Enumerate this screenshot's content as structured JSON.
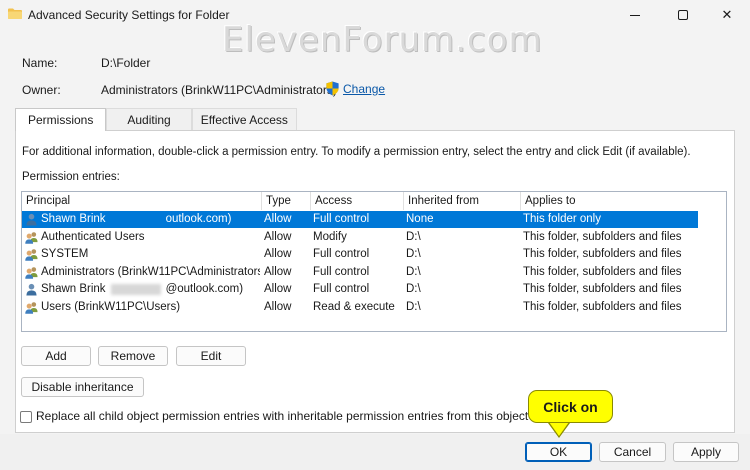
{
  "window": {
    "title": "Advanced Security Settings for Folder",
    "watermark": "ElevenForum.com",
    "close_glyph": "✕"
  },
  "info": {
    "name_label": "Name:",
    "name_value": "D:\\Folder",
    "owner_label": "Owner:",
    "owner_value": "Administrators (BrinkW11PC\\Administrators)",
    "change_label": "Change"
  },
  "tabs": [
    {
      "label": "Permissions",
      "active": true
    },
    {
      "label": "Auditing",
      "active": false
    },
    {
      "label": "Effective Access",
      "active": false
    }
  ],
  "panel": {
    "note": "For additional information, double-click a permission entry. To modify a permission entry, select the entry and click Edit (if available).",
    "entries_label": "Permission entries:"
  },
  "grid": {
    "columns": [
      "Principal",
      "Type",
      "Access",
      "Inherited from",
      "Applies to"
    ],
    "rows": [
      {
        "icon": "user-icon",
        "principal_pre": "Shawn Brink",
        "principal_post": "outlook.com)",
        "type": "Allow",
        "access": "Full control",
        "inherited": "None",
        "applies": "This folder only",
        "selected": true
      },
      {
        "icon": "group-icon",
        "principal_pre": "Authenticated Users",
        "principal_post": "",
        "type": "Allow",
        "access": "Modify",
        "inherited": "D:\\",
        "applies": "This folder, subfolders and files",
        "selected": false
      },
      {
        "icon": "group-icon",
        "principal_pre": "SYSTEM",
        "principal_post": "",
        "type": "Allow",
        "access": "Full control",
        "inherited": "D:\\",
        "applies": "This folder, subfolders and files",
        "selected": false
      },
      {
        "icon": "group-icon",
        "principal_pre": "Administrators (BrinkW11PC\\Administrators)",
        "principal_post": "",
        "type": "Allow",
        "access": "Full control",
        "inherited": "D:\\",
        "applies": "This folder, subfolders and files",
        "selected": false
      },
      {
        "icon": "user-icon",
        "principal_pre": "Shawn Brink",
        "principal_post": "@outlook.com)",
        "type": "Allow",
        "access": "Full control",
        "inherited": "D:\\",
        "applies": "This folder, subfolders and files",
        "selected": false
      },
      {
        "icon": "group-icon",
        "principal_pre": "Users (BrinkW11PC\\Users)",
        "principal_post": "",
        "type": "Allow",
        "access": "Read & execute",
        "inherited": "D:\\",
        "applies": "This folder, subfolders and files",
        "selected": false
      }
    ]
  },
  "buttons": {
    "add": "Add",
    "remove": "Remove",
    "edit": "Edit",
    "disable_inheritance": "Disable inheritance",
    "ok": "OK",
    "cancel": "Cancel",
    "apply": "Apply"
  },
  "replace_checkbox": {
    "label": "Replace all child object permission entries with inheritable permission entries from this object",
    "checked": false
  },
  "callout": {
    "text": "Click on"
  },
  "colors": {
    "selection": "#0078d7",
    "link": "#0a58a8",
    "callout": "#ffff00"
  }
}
○ ○ ○ ○ ○
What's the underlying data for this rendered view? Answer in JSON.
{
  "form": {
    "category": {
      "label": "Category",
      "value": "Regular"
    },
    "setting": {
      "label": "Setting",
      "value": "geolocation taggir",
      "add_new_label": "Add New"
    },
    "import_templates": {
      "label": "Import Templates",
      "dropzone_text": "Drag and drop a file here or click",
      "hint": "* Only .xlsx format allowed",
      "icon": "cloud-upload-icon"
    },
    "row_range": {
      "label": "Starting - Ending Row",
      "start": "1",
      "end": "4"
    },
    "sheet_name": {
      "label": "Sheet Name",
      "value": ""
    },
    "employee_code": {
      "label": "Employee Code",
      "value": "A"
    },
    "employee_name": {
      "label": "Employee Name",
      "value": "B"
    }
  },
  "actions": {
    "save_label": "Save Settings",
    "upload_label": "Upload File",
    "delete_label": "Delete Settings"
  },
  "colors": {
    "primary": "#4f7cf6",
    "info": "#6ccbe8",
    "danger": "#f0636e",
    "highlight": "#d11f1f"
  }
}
○ ○ ○ ○ ○
Stated task.
Where a line of the records above holds the word "Edit", copy that line.

Task solution.
    "note": "For additional information, double-click a permission entry. To modify a permission entry, select the entry and click Edit (if available).",
    "edit": "Edit",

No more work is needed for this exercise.